§ Given records:
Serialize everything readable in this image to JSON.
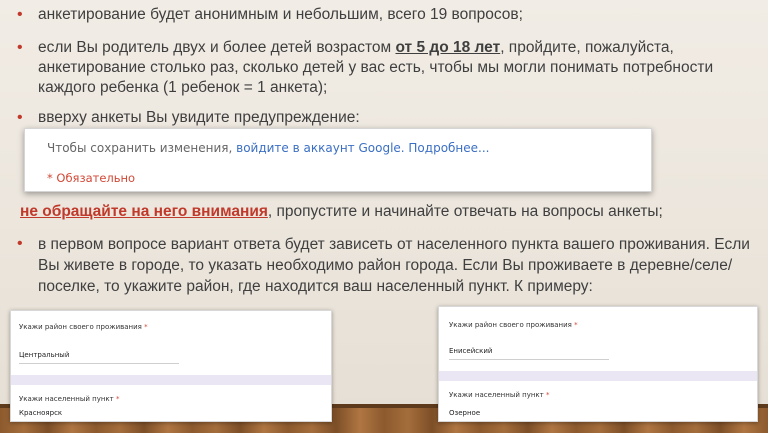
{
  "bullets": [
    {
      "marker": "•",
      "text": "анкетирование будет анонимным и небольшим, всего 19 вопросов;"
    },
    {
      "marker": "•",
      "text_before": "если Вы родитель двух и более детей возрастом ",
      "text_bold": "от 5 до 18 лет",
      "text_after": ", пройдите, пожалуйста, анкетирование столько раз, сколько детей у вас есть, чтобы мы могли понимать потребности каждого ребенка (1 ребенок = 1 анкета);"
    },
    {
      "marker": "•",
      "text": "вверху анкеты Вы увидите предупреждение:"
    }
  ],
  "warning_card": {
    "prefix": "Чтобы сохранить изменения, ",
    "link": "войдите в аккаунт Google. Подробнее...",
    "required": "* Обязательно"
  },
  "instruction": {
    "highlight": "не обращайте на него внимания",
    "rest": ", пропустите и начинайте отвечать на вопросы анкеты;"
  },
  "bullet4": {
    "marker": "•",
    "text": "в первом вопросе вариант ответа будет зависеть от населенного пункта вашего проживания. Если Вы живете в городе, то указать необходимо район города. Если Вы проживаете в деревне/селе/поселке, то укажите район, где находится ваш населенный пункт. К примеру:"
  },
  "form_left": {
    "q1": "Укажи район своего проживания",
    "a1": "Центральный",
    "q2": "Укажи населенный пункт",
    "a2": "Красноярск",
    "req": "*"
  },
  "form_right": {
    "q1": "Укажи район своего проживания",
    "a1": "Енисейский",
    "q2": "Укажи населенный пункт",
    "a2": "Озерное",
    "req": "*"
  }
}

§ Stated exercise: Give back every line exactly as it stands, pictures excluded.

§ Task solution:
Serialize everything readable in this image to JSON.
{
  "bullets": [
    {
      "marker": "•",
      "text": "анкетирование будет анонимным и небольшим, всего 19 вопросов;"
    },
    {
      "marker": "•",
      "text_before": "если Вы родитель двух и более детей возрастом ",
      "text_bold": "от 5 до 18 лет",
      "text_after": ", пройдите, пожалуйста, анкетирование столько раз, сколько детей у вас есть, чтобы мы могли понимать потребности каждого ребенка (1 ребенок = 1 анкета);"
    },
    {
      "marker": "•",
      "text": "вверху анкеты Вы увидите предупреждение:"
    }
  ],
  "warning_card": {
    "prefix": "Чтобы сохранить изменения, ",
    "link": "войдите в аккаунт Google. Подробнее...",
    "required": "* Обязательно"
  },
  "instruction": {
    "highlight": "не обращайте на него внимания",
    "rest": ", пропустите и начинайте отвечать на вопросы анкеты;"
  },
  "bullet4": {
    "marker": "•",
    "text": "в первом вопросе вариант ответа будет зависеть от населенного пункта вашего проживания. Если Вы живете в городе, то указать необходимо район города. Если Вы проживаете в деревне/селе/поселке, то укажите район, где находится ваш населенный пункт. К примеру:"
  },
  "form_left": {
    "q1": "Укажи район своего проживания",
    "a1": "Центральный",
    "q2": "Укажи населенный пункт",
    "a2": "Красноярск",
    "req": "*"
  },
  "form_right": {
    "q1": "Укажи район своего проживания",
    "a1": "Енисейский",
    "q2": "Укажи населенный пункт",
    "a2": "Озерное",
    "req": "*"
  }
}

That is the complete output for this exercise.